--- GIVEN DATA ---
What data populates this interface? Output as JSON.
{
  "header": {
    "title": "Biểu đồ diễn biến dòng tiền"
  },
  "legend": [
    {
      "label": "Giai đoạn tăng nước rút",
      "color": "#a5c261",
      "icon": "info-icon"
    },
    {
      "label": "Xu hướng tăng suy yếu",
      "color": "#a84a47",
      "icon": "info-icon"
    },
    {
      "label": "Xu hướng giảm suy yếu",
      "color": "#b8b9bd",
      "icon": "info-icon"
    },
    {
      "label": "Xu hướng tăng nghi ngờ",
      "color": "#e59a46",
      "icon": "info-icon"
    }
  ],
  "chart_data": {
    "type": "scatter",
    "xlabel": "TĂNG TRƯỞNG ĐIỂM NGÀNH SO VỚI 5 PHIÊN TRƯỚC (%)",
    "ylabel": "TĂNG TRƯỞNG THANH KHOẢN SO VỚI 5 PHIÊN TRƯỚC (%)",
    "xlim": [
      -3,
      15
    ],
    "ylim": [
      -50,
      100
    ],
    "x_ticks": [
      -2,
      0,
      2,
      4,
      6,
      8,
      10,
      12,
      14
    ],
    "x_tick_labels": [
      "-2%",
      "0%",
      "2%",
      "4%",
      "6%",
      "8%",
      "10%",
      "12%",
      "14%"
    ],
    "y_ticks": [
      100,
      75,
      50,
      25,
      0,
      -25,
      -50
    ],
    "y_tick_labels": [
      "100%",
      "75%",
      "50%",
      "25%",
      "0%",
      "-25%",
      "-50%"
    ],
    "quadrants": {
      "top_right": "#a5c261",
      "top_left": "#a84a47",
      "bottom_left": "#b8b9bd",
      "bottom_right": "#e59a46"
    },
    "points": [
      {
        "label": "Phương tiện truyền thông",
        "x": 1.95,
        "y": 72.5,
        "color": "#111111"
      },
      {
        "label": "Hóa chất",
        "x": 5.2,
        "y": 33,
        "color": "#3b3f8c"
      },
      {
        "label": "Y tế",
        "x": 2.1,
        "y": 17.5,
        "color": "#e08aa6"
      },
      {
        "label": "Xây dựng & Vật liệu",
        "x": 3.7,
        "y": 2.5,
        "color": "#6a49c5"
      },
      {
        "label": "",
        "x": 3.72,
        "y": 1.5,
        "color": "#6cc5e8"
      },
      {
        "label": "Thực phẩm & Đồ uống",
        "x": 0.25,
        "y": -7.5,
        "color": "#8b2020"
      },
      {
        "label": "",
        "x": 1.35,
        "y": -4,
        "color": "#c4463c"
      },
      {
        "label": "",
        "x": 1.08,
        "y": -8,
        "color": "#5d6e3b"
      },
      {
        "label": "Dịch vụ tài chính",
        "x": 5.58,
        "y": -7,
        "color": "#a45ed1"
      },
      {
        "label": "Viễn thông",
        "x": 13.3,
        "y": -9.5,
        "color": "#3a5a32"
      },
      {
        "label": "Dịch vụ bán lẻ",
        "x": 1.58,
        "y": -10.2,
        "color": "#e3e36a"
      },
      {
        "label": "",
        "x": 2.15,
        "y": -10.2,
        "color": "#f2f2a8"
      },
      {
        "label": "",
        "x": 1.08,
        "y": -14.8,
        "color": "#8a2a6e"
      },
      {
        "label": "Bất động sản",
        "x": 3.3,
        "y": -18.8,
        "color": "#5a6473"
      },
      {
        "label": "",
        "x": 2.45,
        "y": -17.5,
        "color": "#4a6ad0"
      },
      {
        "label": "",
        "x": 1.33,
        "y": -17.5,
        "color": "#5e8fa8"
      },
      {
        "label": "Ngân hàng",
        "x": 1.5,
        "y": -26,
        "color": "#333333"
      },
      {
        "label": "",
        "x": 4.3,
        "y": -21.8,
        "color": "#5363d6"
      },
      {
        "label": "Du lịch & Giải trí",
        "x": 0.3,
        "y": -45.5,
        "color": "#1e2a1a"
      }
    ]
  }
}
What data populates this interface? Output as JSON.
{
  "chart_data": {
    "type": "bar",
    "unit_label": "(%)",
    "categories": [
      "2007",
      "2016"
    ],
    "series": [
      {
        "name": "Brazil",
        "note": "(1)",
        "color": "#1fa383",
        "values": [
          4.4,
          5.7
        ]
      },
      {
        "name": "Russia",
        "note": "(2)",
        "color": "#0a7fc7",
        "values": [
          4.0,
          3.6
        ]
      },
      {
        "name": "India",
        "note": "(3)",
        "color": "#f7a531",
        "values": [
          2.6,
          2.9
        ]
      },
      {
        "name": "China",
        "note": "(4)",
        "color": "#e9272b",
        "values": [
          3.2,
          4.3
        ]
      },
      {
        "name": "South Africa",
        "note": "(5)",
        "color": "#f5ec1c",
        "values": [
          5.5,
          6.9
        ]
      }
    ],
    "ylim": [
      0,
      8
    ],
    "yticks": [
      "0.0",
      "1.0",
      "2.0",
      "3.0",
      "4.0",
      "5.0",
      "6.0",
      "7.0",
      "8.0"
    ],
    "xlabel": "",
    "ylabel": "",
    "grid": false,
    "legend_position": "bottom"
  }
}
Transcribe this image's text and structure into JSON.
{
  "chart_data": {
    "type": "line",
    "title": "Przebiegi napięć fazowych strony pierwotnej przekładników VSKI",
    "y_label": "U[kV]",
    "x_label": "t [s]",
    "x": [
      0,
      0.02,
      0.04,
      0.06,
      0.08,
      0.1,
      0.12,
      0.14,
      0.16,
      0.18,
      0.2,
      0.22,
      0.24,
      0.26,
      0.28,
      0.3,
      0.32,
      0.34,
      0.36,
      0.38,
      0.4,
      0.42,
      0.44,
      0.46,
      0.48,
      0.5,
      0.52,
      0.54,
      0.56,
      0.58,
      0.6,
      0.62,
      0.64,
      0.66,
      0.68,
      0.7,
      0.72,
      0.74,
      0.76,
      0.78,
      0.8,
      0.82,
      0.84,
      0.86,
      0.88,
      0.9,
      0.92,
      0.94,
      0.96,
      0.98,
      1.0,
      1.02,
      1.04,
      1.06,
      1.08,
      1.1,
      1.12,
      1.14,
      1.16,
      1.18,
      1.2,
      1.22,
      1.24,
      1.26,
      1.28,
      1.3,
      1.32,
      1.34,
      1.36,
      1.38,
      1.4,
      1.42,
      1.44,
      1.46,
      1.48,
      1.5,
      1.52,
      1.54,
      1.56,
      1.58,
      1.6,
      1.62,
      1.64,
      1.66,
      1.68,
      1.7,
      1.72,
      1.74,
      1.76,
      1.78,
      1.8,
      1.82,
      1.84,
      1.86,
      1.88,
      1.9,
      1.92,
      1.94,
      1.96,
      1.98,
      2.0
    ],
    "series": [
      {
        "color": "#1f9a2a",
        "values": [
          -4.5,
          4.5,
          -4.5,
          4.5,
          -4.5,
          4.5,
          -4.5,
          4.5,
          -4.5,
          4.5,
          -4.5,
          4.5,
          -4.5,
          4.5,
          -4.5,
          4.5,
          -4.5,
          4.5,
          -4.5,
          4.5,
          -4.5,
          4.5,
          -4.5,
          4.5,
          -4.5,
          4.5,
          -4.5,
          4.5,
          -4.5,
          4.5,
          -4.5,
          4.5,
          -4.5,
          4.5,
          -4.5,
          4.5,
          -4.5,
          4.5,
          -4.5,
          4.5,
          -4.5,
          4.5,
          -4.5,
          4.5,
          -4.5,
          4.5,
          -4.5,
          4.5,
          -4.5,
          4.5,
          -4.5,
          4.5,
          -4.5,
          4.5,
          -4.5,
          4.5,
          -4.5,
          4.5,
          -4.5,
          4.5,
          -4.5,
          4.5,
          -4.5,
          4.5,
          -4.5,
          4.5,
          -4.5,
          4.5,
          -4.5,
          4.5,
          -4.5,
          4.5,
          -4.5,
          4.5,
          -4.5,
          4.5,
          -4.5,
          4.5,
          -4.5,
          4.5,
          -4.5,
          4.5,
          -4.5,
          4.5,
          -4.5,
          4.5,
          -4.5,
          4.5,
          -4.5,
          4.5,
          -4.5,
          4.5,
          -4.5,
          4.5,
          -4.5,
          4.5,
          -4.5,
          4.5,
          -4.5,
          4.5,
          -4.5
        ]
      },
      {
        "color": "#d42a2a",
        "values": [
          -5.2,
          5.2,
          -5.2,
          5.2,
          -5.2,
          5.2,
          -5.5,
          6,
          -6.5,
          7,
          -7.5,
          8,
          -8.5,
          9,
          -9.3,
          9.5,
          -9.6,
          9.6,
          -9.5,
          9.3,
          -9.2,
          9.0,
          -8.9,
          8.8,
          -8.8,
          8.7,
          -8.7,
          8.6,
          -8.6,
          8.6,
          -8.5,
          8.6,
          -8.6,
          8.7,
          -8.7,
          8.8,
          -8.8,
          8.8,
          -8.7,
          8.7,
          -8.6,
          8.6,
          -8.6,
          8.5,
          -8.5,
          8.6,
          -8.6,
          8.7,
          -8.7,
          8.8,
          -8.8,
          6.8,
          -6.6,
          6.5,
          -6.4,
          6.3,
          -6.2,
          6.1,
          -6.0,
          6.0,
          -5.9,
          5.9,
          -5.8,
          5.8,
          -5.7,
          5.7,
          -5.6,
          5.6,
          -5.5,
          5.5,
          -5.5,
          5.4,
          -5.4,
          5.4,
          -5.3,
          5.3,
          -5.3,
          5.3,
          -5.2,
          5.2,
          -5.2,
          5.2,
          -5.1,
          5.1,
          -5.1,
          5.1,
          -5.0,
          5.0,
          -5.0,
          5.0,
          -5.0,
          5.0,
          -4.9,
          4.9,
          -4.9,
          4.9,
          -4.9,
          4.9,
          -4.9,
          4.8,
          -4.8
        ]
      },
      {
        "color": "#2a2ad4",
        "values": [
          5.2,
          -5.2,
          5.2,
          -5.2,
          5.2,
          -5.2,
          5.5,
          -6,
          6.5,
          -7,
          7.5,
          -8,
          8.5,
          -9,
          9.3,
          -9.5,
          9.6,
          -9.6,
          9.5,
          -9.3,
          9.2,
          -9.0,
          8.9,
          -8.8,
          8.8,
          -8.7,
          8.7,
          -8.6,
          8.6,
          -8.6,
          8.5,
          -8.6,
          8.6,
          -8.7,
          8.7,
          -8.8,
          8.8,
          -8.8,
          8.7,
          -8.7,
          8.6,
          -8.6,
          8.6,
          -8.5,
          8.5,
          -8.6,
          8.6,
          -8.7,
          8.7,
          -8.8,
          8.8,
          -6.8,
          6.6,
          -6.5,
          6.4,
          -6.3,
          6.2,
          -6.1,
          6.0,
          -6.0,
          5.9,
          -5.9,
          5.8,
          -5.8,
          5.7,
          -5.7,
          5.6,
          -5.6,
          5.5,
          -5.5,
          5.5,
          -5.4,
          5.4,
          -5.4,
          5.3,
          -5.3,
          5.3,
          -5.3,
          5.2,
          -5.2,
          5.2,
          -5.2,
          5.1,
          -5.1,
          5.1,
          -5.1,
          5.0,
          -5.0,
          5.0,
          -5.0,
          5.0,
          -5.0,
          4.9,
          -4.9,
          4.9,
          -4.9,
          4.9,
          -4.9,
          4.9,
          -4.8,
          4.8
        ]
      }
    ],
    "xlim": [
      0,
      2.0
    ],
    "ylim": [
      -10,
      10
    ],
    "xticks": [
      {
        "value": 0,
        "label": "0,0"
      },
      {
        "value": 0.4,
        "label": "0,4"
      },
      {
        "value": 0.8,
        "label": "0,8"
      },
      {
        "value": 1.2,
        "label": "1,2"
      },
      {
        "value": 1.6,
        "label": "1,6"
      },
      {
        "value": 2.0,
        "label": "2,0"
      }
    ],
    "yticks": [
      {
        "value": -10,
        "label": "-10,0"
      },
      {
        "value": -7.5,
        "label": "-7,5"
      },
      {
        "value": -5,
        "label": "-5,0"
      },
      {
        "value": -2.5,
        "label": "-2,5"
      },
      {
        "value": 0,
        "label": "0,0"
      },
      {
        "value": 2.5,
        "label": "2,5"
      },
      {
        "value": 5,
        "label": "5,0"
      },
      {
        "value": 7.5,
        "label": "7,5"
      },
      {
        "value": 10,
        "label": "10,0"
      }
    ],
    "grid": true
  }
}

--- EXERCISE DIRECTIONS ---
Only a number is expected here: the count of lines in the listing that hold the string "thông".

--- REPLY TO THE TASK ---
2